---------- PAGINAFRAGMENT ----------

1.1 Op 21 juni 2021 heeft klager bij het kantoor van verweerster gevraagd hoe
hij gebruik kan maken van de interne klachtenregeling.
1.2 Op 22 juni 2021 heeft verweerster klager verwezen naar de website van kantoor,
waarop de interne klachtenregeling is te vinden. Verweerster heeft verder geschreven:
“Graag gaan wij in gesprek over uw klacht.”.
1.3 Tussen 22 en 25 juni 2021 heeft klager met het kantoor van verweerster gecorrespondeerd,
omdat hij de klachtenregeling niet kon vinden op de website. Uiteindelijk kreeg klager
op 25 juni 2021 de beschikking over de klachtenregeling.
1.4 Op 27 juni 2021 heeft klager bij het kantoor van verweerster een klacht ingediend.
In zijn begeleidende e-mail heeft klager geschreven: “Tot overleg en oplossing zijn
we altijd bereid.”

---------- VASTGELEGDE GEGEVENS ----------

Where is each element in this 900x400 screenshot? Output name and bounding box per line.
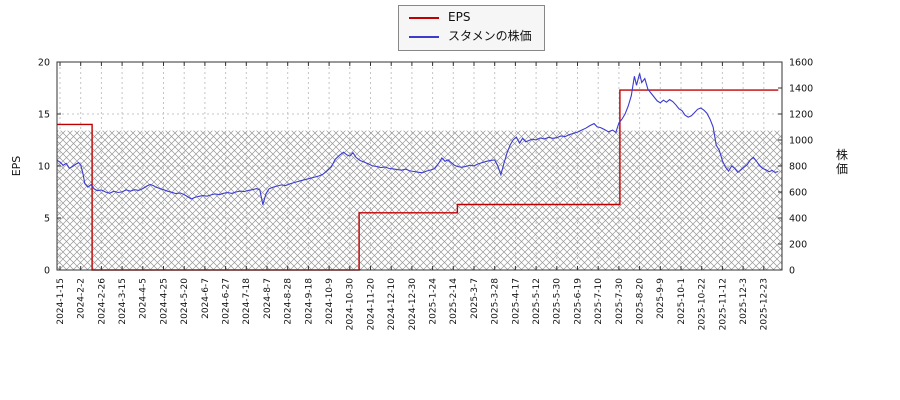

----------

OPDRACHTEN:
- A) Schrijf het deel van het paginafragment over dat begint bij "1.1 Op 21 juni" en eindigt bij "een klacht ingediend.".
- B) Kloppen deze uitspraken volgens het paginafragment: (i) op 22 juni 2021 verwees verweerster klager naar de website van kantoor, (ii) klager kreeg de klachtenregeling op 22 juni 2021 in handen, (iii) klager diende zijn klacht in op 27 juni 2021? Geef per uitspraak ja of nee en citeer de woorden uit het fragment die de doorslag geven.
Baseer je uitsluitend op het paginafragment.

ANTWOORDEN:
- A)
1.1 Op 21 juni 2021 heeft klager bij het kantoor van verweerster gevraagd hoe
hij gebruik kan maken van de interne klachtenregeling.
1.2 Op 22 juni 2021 heeft verweerster klager verwezen naar de website van kantoor,
waarop de interne klachtenregeling is te vinden. Verweerster heeft verder geschreven:
“Graag gaan wij in gesprek over uw klacht.”.
1.3 Tussen 22 en 25 juni 2021 heeft klager met het kantoor van verweerster gecorrespondeerd,
omdat hij de klachtenregeling niet kon vinden op de website. Uiteindelijk kreeg klager
op 25 juni 2021 de beschikking over de klachtenregeling.
1.4 Op 27 juni 2021 heeft klager bij het kantoor van verweerster een klacht ingediend.

- B)
(i) Ja: "Op 22 juni 2021 heeft verweerster klager verwezen naar de website van kantoor"
(ii) Nee: "Uiteindelijk kreeg klager op 25 juni 2021 de beschikking over de klachtenregeling."
(iii) Ja: "Op 27 juni 2021 heeft klager bij het kantoor van verweerster een klacht ingediend."